» CHALLENGE
Find each line with the word "DICIEMBRE" and say how many there are, nothing else.

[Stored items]
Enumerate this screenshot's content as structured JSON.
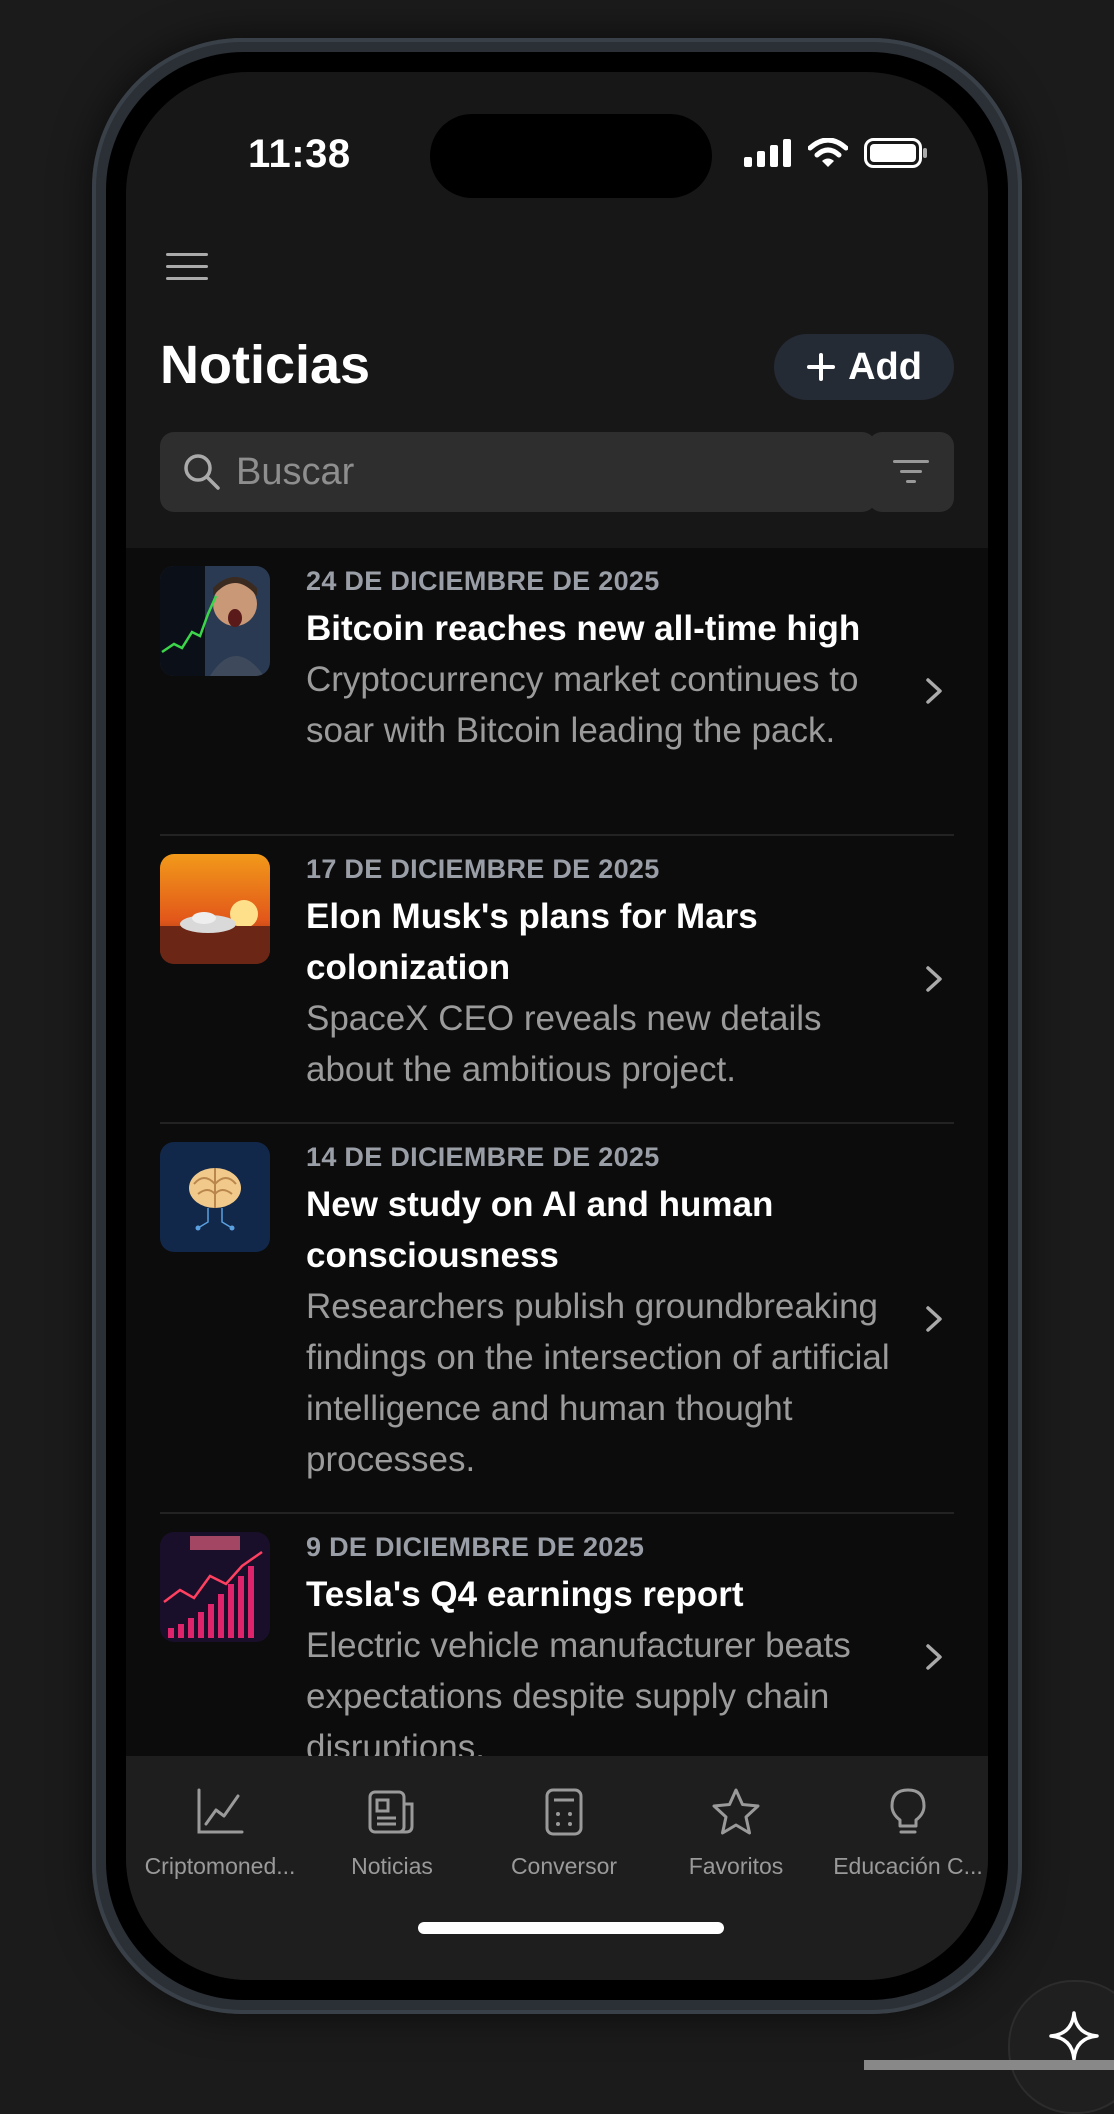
{
  "status_bar": {
    "time": "11:38"
  },
  "header": {
    "title": "Noticias",
    "add_label": "Add"
  },
  "search": {
    "placeholder": "Buscar"
  },
  "news": [
    {
      "date": "24 DE DICIEMBRE DE 2025",
      "title": "Bitcoin reaches new all-time high",
      "summary": "Cryptocurrency market continues to soar with Bitcoin leading the pack.",
      "thumb": "bitcoin-thumbnail"
    },
    {
      "date": "17 DE DICIEMBRE DE 2025",
      "title": "Elon Musk's plans for Mars colonization",
      "summary": "SpaceX CEO reveals new details about the ambitious project.",
      "thumb": "mars-thumbnail"
    },
    {
      "date": "14 DE DICIEMBRE DE 2025",
      "title": "New study on AI and human consciousness",
      "summary": "Researchers publish groundbreaking findings on the intersection of artificial intelligence and human thought processes.",
      "thumb": "brain-thumbnail"
    },
    {
      "date": "9 DE DICIEMBRE DE 2025",
      "title": "Tesla's Q4 earnings report",
      "summary": "Electric vehicle manufacturer beats expectations despite supply chain disruptions.",
      "thumb": "chart-thumbnail"
    }
  ],
  "tabs": [
    {
      "label": "Criptomoned...",
      "icon": "chart-line-icon"
    },
    {
      "label": "Noticias",
      "icon": "newspaper-icon"
    },
    {
      "label": "Conversor",
      "icon": "calculator-icon"
    },
    {
      "label": "Favoritos",
      "icon": "star-icon"
    },
    {
      "label": "Educación C...",
      "icon": "lightbulb-icon"
    }
  ],
  "colors": {
    "background": "#171717",
    "list_background": "#0c0c0c",
    "accent_button": "#242b35",
    "text_primary": "#ffffff",
    "text_secondary": "#9b9b9b"
  }
}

» OUTPUT BELOW
4